• _Supplied entries_:

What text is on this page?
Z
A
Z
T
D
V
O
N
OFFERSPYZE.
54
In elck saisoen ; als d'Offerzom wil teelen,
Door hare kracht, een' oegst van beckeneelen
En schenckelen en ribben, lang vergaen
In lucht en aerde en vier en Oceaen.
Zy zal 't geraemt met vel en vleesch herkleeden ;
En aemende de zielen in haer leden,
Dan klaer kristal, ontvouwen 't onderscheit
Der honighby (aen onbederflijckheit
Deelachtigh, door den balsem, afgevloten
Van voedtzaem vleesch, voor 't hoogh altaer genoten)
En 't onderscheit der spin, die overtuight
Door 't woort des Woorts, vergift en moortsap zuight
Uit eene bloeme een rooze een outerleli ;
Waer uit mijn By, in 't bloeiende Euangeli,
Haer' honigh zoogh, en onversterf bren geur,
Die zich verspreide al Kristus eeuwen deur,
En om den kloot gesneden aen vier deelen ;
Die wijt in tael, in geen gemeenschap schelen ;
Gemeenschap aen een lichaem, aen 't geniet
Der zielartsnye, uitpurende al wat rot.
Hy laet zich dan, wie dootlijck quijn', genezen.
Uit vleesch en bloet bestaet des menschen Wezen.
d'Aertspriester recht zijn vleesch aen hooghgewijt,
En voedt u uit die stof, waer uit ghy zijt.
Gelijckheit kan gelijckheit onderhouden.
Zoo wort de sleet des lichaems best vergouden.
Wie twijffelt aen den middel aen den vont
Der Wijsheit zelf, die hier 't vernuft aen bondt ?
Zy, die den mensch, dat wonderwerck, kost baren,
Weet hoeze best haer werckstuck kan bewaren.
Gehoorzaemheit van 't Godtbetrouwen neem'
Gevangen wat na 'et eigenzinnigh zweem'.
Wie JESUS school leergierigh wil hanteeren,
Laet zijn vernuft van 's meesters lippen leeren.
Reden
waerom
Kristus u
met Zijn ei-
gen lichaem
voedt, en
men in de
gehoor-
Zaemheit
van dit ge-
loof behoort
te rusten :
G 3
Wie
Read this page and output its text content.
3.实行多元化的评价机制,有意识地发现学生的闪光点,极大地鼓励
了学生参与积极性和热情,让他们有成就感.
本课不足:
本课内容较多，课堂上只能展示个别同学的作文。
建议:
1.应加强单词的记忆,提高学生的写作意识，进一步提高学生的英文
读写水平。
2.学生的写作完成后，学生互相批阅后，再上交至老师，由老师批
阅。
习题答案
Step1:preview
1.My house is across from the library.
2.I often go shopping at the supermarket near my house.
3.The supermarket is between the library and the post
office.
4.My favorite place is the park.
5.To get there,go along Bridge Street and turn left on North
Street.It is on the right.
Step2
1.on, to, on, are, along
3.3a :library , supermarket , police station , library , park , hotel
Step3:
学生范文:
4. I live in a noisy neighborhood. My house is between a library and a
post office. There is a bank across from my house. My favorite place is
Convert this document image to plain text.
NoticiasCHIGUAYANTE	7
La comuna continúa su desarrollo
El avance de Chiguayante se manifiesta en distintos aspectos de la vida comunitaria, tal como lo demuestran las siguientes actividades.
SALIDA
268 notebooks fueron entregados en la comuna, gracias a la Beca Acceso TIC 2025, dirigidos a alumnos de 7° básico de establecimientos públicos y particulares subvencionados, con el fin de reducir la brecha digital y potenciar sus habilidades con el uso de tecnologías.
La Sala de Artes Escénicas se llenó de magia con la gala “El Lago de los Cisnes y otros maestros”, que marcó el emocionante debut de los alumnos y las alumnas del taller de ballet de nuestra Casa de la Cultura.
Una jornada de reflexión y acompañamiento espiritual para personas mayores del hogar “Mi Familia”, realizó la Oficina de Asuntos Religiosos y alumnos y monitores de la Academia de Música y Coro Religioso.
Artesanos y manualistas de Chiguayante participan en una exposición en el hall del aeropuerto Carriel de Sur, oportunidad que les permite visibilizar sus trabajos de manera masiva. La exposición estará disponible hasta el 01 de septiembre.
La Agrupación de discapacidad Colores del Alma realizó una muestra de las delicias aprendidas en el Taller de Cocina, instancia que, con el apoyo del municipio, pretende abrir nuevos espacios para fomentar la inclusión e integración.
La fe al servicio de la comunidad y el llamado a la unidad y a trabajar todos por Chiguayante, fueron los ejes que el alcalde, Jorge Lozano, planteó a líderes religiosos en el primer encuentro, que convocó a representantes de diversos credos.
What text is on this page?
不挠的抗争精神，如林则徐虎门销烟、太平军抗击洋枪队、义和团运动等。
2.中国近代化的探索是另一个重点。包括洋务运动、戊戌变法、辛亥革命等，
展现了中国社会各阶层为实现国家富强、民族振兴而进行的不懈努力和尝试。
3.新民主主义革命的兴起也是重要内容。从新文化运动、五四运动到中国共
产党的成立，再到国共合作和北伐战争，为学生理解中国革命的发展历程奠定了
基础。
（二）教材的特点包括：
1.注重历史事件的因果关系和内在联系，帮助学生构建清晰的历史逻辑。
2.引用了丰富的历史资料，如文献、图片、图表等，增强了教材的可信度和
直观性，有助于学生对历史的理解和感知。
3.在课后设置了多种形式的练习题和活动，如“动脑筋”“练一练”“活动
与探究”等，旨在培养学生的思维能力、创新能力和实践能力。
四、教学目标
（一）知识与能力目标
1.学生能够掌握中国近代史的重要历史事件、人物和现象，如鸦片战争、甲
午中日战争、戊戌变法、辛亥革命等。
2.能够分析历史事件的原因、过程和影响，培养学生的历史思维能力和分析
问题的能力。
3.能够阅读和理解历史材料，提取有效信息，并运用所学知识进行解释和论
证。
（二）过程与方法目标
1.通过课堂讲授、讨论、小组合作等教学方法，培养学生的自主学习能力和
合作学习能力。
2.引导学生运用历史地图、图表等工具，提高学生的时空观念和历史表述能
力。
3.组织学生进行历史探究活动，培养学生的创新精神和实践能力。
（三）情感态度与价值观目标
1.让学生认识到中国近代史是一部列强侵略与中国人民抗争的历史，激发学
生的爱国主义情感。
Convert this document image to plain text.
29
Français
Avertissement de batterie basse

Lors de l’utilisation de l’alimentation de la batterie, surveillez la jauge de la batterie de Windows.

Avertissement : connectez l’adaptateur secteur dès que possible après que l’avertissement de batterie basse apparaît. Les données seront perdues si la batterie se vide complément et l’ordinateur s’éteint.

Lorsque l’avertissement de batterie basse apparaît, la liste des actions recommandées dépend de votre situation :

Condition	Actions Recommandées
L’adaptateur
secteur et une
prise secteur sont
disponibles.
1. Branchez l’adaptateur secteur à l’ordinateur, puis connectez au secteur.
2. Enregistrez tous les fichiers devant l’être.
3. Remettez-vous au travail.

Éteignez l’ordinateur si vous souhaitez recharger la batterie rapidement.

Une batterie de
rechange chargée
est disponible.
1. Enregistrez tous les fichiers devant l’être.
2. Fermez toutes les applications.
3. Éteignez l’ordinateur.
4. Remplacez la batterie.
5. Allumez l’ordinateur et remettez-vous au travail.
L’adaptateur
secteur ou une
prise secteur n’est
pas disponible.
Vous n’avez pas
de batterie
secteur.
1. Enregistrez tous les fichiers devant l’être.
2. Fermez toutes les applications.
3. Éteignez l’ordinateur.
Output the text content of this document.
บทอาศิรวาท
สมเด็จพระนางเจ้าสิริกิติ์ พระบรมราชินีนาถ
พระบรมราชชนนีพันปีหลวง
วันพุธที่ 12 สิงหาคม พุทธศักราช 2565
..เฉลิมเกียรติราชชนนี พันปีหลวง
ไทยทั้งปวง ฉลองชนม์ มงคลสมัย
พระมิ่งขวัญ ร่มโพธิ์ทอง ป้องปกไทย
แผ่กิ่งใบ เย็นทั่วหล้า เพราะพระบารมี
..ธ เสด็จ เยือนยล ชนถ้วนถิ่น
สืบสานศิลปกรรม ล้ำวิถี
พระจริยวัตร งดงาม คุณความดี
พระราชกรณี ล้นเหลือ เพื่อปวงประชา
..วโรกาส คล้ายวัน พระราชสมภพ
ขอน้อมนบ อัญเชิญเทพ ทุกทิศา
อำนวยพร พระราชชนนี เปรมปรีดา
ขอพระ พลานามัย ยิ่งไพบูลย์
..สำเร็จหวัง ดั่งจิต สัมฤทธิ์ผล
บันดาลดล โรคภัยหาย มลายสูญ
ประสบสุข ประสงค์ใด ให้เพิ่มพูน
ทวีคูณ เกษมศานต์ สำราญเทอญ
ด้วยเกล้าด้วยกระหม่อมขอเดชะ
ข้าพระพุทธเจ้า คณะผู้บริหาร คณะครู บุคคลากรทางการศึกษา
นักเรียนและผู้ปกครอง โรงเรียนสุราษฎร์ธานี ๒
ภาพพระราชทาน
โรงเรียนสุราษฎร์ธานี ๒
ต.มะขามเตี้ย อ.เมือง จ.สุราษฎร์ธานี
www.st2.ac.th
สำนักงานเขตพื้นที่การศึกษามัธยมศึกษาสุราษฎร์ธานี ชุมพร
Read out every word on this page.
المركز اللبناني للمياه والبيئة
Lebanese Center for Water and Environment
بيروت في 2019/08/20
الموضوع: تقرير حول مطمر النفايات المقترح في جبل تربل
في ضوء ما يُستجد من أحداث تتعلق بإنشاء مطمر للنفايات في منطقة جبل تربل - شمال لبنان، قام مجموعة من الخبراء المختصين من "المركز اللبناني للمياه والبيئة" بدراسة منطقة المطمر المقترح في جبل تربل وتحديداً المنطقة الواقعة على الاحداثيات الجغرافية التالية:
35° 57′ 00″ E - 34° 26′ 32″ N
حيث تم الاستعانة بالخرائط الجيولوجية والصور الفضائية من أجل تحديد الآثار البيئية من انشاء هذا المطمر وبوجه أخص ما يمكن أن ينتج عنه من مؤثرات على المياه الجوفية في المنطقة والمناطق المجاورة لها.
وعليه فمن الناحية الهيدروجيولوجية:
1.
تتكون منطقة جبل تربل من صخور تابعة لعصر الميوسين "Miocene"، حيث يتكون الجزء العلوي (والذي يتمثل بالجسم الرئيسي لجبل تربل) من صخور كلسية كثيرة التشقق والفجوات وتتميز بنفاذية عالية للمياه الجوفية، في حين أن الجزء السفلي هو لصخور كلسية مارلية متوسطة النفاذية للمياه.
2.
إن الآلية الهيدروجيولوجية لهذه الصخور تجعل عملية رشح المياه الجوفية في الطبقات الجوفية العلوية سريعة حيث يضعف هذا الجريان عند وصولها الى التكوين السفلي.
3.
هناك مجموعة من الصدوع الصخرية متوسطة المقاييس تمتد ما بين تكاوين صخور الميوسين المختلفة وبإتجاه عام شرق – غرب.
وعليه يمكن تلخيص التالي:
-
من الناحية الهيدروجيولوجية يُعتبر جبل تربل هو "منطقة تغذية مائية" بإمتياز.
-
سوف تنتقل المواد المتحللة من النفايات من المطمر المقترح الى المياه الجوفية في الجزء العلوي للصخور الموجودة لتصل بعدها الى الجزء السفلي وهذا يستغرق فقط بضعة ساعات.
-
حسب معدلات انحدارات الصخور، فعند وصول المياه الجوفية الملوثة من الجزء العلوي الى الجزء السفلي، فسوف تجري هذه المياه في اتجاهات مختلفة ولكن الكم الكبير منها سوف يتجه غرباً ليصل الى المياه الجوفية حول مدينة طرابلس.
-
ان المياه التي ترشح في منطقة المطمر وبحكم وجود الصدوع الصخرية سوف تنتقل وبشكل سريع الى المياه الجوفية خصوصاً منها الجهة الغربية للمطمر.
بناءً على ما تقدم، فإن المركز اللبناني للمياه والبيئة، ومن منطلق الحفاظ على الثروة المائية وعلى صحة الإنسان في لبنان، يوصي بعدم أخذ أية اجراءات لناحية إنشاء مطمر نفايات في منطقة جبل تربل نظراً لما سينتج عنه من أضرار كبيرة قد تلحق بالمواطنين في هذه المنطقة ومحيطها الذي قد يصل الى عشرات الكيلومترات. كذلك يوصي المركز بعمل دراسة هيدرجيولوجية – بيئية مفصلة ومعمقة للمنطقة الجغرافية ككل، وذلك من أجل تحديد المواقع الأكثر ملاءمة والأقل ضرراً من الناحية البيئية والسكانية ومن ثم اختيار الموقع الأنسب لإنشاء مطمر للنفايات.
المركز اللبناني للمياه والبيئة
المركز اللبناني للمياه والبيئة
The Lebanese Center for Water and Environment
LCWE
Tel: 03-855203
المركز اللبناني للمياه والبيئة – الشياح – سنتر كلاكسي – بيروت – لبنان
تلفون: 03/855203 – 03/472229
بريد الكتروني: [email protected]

• _Direction_:
Select the lines from the entries that include the word "vernuft".

• _Response to the exercise_:
Der Wijsheit zelf, die hier 't vernuft aen bondt ?
Laet zijn vernuft van 's meesters lippen leeren.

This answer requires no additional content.